■ **Your task**: For each line that holds "JSON", copy the line out.

■ **Task input**:
———

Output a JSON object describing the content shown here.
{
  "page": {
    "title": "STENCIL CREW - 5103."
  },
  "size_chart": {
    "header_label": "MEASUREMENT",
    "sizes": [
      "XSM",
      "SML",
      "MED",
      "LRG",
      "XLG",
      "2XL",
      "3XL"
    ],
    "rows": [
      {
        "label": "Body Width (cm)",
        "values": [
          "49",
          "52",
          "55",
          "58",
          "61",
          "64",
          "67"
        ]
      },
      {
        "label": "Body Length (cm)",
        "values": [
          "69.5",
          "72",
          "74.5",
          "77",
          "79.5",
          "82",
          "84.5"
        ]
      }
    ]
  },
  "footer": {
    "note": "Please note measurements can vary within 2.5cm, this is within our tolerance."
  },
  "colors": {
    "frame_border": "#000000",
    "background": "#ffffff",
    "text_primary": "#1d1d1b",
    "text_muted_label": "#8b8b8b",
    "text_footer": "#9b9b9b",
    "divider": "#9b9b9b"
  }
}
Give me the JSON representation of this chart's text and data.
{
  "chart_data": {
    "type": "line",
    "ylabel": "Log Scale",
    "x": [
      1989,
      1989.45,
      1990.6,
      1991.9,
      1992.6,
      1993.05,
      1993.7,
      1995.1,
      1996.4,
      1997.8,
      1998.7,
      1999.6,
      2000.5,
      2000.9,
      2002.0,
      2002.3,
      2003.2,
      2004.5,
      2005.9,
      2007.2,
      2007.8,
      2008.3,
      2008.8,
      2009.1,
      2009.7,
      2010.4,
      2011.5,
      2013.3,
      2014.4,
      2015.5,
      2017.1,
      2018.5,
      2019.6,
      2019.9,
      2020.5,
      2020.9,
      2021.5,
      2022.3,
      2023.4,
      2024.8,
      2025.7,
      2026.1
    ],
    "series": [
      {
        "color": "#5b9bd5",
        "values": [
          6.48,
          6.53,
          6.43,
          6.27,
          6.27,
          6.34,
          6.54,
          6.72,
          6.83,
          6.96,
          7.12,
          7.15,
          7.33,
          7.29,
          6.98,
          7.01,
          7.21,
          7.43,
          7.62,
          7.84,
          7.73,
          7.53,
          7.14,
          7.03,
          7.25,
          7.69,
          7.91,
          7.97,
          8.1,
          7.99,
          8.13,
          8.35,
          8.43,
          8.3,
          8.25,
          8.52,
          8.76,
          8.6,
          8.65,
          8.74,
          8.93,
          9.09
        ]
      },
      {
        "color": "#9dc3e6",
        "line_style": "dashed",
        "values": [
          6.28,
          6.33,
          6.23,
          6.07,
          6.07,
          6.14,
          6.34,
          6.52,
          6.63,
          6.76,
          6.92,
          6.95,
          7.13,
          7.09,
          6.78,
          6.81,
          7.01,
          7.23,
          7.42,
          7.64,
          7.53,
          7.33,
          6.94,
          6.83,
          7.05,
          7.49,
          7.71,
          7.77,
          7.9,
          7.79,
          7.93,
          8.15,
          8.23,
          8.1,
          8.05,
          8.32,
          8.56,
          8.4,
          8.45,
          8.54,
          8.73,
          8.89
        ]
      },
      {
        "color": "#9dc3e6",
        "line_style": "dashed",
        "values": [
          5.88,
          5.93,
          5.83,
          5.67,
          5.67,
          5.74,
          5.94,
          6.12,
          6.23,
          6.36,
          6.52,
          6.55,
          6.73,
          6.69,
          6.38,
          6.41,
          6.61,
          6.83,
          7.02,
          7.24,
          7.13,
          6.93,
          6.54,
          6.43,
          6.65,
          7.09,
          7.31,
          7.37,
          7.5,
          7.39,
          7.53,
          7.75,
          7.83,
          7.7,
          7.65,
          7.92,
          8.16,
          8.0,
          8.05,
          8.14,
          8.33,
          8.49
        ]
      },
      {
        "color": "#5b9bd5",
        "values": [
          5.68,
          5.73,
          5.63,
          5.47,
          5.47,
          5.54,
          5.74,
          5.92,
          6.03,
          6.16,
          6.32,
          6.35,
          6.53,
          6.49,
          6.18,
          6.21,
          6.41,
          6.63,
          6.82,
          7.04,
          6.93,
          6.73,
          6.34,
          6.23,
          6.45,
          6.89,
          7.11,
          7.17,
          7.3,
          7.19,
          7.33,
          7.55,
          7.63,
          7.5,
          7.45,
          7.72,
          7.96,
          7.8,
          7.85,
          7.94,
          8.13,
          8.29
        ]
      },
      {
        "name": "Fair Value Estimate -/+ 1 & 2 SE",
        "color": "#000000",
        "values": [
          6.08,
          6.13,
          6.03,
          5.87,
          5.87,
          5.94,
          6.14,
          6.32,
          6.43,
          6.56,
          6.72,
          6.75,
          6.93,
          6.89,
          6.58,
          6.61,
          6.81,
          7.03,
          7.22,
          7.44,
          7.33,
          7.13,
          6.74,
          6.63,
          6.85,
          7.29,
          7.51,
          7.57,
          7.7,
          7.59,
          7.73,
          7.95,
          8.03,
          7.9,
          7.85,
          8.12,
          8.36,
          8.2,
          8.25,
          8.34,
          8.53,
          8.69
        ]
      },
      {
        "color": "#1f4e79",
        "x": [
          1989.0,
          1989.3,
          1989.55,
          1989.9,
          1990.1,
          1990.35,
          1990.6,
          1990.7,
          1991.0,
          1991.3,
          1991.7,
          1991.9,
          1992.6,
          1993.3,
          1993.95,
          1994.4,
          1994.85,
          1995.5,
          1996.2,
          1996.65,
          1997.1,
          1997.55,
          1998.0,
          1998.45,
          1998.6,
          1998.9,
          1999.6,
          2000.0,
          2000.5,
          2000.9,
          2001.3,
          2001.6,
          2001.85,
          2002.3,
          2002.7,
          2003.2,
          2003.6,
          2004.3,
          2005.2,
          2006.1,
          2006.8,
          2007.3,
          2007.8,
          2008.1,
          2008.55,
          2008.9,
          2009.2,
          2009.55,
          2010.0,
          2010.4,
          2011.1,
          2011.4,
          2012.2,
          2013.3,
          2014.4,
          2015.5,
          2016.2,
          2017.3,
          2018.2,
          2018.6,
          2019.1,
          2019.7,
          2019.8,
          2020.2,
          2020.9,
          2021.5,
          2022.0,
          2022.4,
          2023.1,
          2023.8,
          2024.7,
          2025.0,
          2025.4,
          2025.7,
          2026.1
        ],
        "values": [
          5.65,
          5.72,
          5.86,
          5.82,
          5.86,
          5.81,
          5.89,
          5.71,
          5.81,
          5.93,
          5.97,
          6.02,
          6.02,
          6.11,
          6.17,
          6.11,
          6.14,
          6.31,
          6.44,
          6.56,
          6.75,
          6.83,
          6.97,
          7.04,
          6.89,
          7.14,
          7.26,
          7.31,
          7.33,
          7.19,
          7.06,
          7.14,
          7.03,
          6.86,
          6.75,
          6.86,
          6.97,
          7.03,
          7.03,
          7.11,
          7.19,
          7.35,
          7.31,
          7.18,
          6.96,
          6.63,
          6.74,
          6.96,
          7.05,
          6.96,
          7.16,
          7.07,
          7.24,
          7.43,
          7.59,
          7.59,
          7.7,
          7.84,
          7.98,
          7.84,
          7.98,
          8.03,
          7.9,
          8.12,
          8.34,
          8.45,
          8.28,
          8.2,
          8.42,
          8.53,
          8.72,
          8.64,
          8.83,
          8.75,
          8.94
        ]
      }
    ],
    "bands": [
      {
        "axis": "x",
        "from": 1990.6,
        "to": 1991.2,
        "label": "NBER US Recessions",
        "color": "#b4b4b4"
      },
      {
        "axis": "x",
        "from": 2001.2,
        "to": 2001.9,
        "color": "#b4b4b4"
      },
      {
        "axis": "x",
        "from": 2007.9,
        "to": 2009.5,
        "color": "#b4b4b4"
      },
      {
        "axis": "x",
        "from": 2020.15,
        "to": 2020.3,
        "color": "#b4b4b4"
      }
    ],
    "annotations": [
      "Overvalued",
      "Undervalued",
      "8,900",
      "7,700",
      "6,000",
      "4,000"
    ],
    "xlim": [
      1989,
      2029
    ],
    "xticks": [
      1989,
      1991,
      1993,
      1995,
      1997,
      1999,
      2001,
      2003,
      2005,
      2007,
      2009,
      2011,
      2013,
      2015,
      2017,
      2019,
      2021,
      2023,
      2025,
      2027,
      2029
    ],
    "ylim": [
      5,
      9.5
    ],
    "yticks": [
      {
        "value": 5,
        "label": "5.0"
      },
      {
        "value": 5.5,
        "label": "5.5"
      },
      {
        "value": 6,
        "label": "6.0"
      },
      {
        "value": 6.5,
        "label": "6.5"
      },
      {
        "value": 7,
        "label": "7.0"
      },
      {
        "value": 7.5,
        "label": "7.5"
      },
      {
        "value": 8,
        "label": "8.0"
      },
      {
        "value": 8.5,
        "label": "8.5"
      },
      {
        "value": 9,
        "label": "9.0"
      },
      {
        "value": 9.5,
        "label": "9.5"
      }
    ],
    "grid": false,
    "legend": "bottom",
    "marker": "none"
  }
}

———

■ **Exercise result**:
Output a JSON object describing the content shown here.
Give me the JSON representation of this chart's text and data.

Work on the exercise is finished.